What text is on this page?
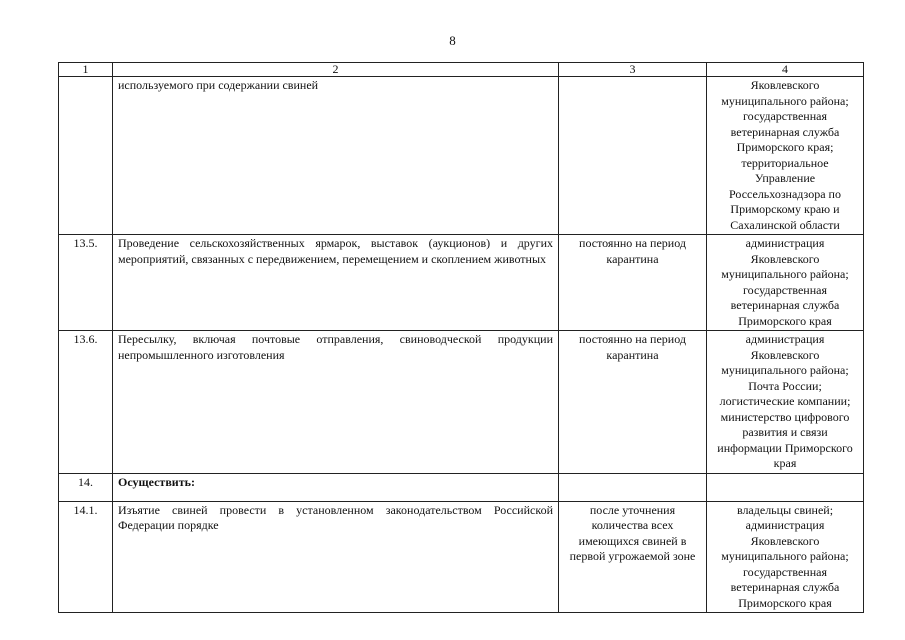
8
1	2	3	4
	используемого при содержании свиней		Яковлевского муниципального района; государственная ветеринарная служба Приморского края; территориальное Управление Россельхознадзора по Приморскому краю и Сахалинской области
13.5.	Проведение сельскохозяйственных ярмарок, выставок (аукционов) и других мероприятий, связанных с передвижением, перемещением и скоплением животных	постоянно на период карантина	администрация Яковлевского муниципального района; государственная ветеринарная служба Приморского края
13.6.	Пересылку, включая почтовые отправления, свиноводческой продукции непромышленного изготовления	постоянно на период карантина	администрация Яковлевского муниципального района; Почта России; логистические компании; министерство цифрового развития и связи информации Приморского края
14.	Осуществить:		
14.1.	Изъятие свиней провести в установленном законодательством Российской Федерации порядке	после уточнения количества всех имеющихся свиней в первой угрожаемой зоне	владельцы свиней; администрация Яковлевского муниципального района; государственная ветеринарная служба Приморского края
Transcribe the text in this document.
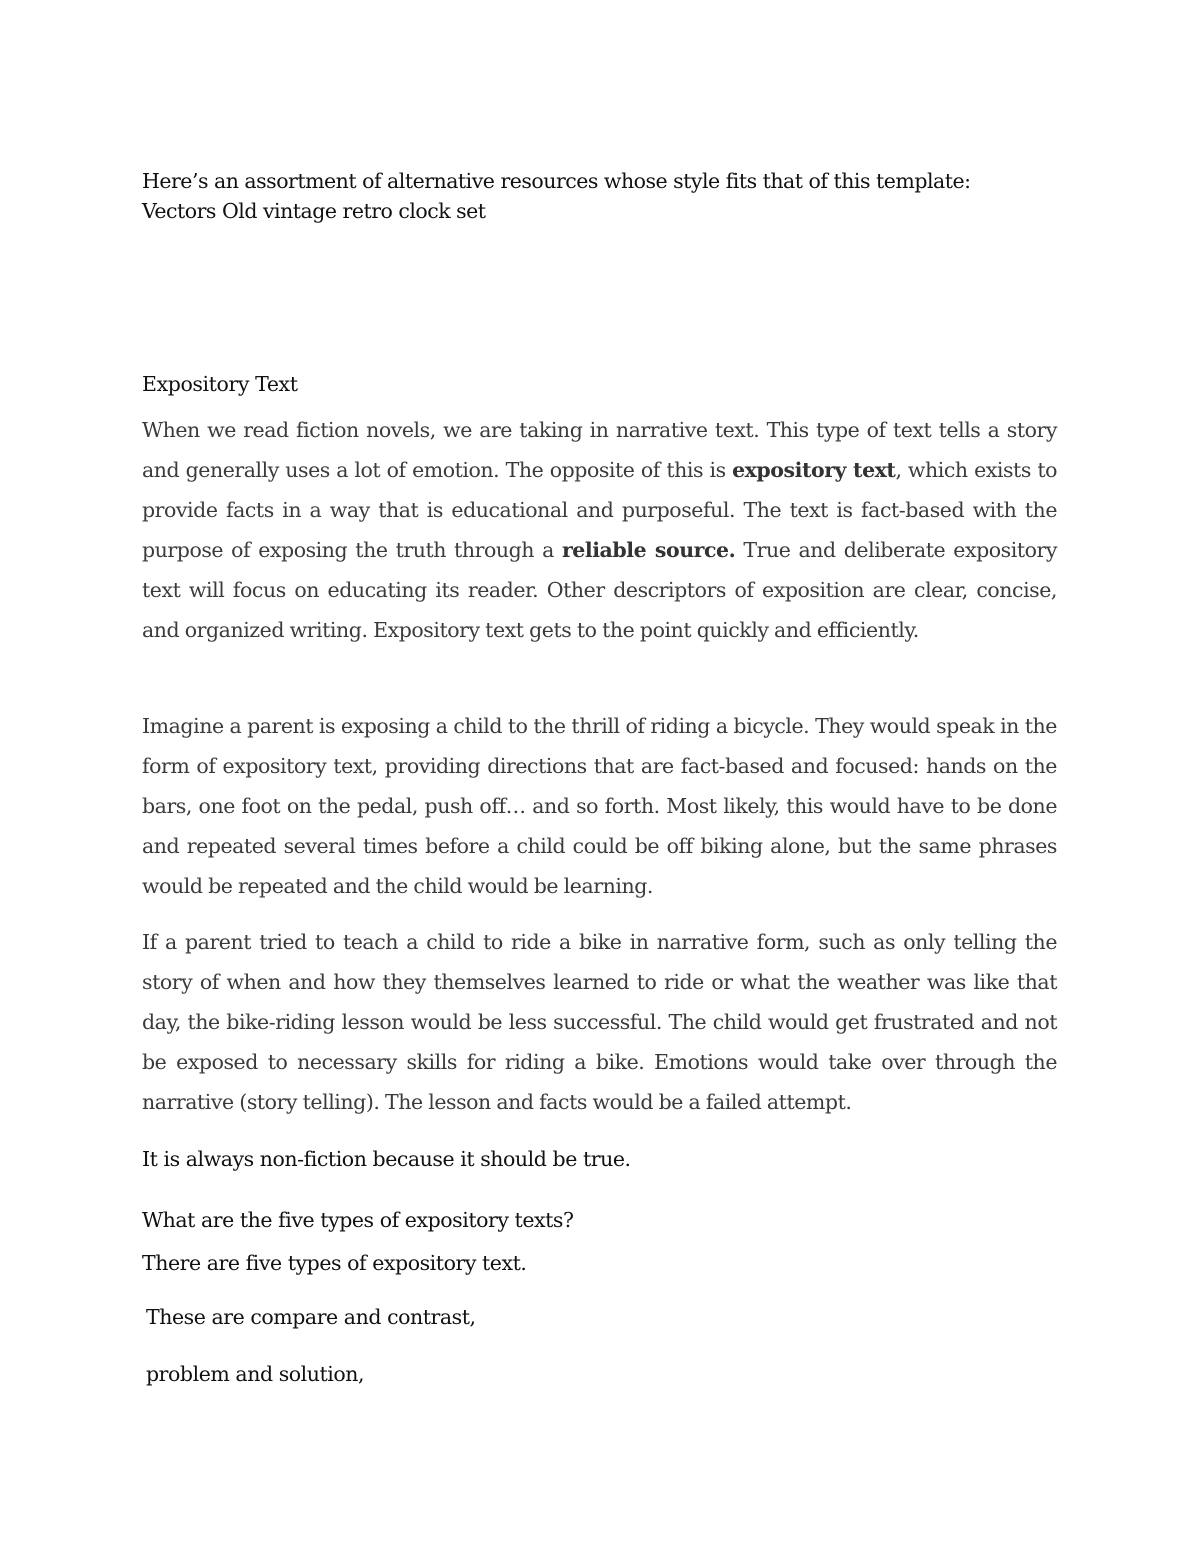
Here’s an assortment of alternative resources whose style fits that of this template:
Vectors Old vintage retro clock set
Expository Text

When we read fiction novels, we are taking in narrative text. This type of text tells a story and generally uses a lot of emotion. The opposite of this is expository text, which exists to provide facts in a way that is educational and purposeful. The text is fact-based with the purpose of exposing the truth through a reliable source. True and deliberate expository text will focus on educating its reader. Other descriptors of exposition are clear, concise, and organized writing. Expository text gets to the point quickly and efficiently.

Imagine a parent is exposing a child to the thrill of riding a bicycle. They would speak in the form of expository text, providing directions that are fact-based and focused: hands on the bars, one foot on the pedal, push off… and so forth. Most likely, this would have to be done and repeated several times before a child could be off biking alone, but the same phrases would be repeated and the child would be learning.

If a parent tried to teach a child to ride a bike in narrative form, such as only telling the story of when and how they themselves learned to ride or what the weather was like that day, the bike-riding lesson would be less successful. The child would get frustrated and not be exposed to necessary skills for riding a bike. Emotions would take over through the narrative (story telling). The lesson and facts would be a failed attempt.

It is always non-fiction because it should be true.
What are the five types of expository texts?
There are five types of expository text.
These are compare and contrast,
problem and solution,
------------
EXERCISE BRIEF: Omit the pictures, then output the rest of the listing exactly.

REPLY TO THE EXERCISE:
What text is on this page?
8
1	2	3	4
	используемого при содержании свиней		Яковлевского муниципального района; государственная ветеринарная служба Приморского края; территориальное Управление Россельхознадзора по Приморскому краю и Сахалинской области
13.5.	Проведение сельскохозяйственных ярмарок, выставок (аукционов) и других мероприятий, связанных с передвижением, перемещением и скоплением животных	постоянно на период карантина	администрация Яковлевского муниципального района; государственная ветеринарная служба Приморского края
13.6.	Пересылку, включая почтовые отправления, свиноводческой продукции непромышленного изготовления	постоянно на период карантина	администрация Яковлевского муниципального района; Почта России; логистические компании; министерство цифрового развития и связи информации Приморского края
14.	Осуществить:		
14.1.	Изъятие свиней провести в установленном законодательством Российской Федерации порядке	после уточнения количества всех имеющихся свиней в первой угрожаемой зоне	владельцы свиней; администрация Яковлевского муниципального района; государственная ветеринарная служба Приморского края
Transcribe the text in this document.
Here’s an assortment of alternative resources whose style fits that of this template:
Vectors Old vintage retro clock set
Expository Text

When we read fiction novels, we are taking in narrative text. This type of text tells a story and generally uses a lot of emotion. The opposite of this is expository text, which exists to provide facts in a way that is educational and purposeful. The text is fact-based with the purpose of exposing the truth through a reliable source. True and deliberate expository text will focus on educating its reader. Other descriptors of exposition are clear, concise, and organized writing. Expository text gets to the point quickly and efficiently.

Imagine a parent is exposing a child to the thrill of riding a bicycle. They would speak in the form of expository text, providing directions that are fact-based and focused: hands on the bars, one foot on the pedal, push off… and so forth. Most likely, this would have to be done and repeated several times before a child could be off biking alone, but the same phrases would be repeated and the child would be learning.

If a parent tried to teach a child to ride a bike in narrative form, such as only telling the story of when and how they themselves learned to ride or what the weather was like that day, the bike-riding lesson would be less successful. The child would get frustrated and not be exposed to necessary skills for riding a bike. Emotions would take over through the narrative (story telling). The lesson and facts would be a failed attempt.

It is always non-fiction because it should be true.
What are the five types of expository texts?
There are five types of expository text.
These are compare and contrast,
problem and solution,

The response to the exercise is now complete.